* [Aim]: Leave out the pictures and restate the rest of the data exactly.

(Stored entries)
━━━━━━━━━━━━━━━━
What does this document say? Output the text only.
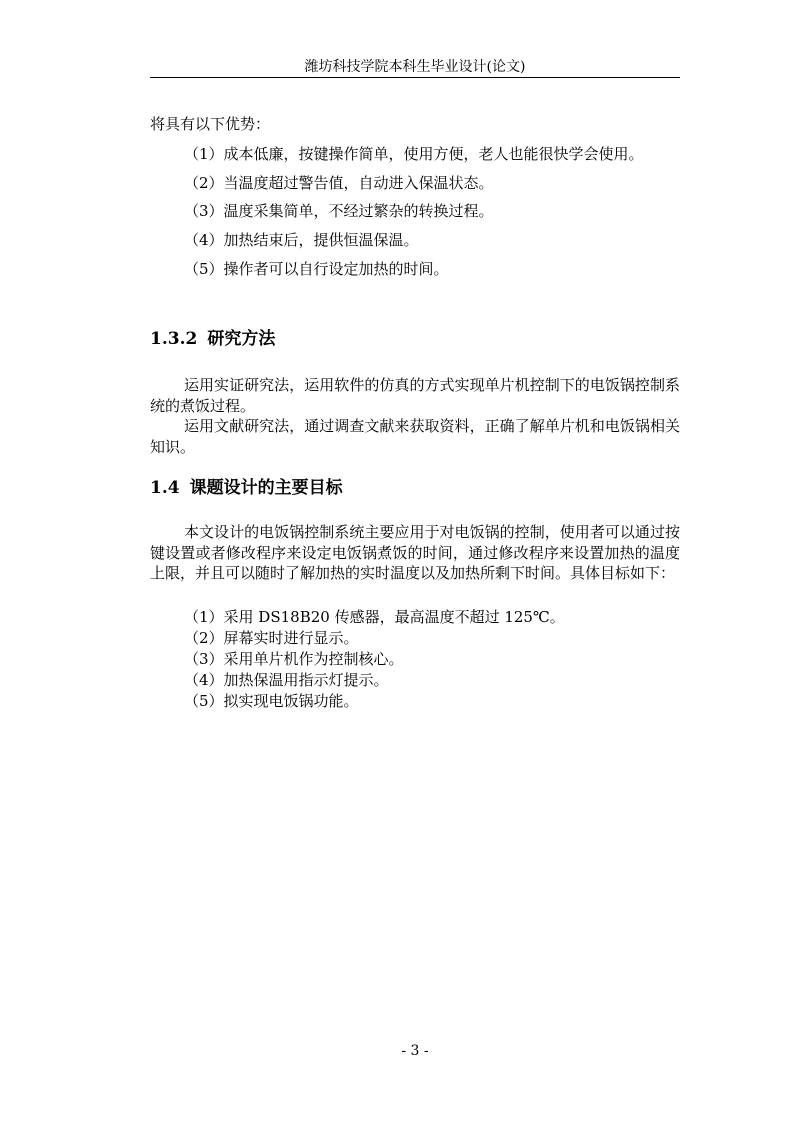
潍坊科技学院本科生毕业设计(论文)
将具有以下优势：
（1）成本低廉，按键操作简单，使用方便，老人也能很快学会使用。
（2）当温度超过警告值，自动进入保温状态。
（3）温度采集简单，不经过繁杂的转换过程。
（4）加热结束后，提供恒温保温。
（5）操作者可以自行设定加热的时间。
1.3.2 研究方法
运用实证研究法，运用软件的仿真的方式实现单片机控制下的电饭锅控制系统的煮饭过程。
运用文献研究法，通过调查文献来获取资料，正确了解单片机和电饭锅相关知识。
1.4 课题设计的主要目标
本文设计的电饭锅控制系统主要应用于对电饭锅的控制，使用者可以通过按键设置或者修改程序来设定电饭锅煮饭的时间，通过修改程序来设置加热的温度上限，并且可以随时了解加热的实时温度以及加热所剩下时间。具体目标如下：
（1）采用 DS18B20 传感器，最高温度不超过 125℃。
（2）屏幕实时进行显示。
（3）采用单片机作为控制核心。
（4）加热保温用指示灯提示。
（5）拟实现电饭锅功能。
- 3 -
━━━━━━━━━━━━━━━━
* [Written response]:
What does this document say? Output the text only.
潍坊科技学院本科生毕业设计(论文)
将具有以下优势：
（1）成本低廉，按键操作简单，使用方便，老人也能很快学会使用。
（2）当温度超过警告值，自动进入保温状态。
（3）温度采集简单，不经过繁杂的转换过程。
（4）加热结束后，提供恒温保温。
（5）操作者可以自行设定加热的时间。
1.3.2 研究方法
运用实证研究法，运用软件的仿真的方式实现单片机控制下的电饭锅控制系统的煮饭过程。
运用文献研究法，通过调查文献来获取资料，正确了解单片机和电饭锅相关知识。
1.4 课题设计的主要目标
本文设计的电饭锅控制系统主要应用于对电饭锅的控制，使用者可以通过按键设置或者修改程序来设定电饭锅煮饭的时间，通过修改程序来设置加热的温度上限，并且可以随时了解加热的实时温度以及加热所剩下时间。具体目标如下：
（1）采用 DS18B20 传感器，最高温度不超过 125℃。
（2）屏幕实时进行显示。
（3）采用单片机作为控制核心。
（4）加热保温用指示灯提示。
（5）拟实现电饭锅功能。
- 3 -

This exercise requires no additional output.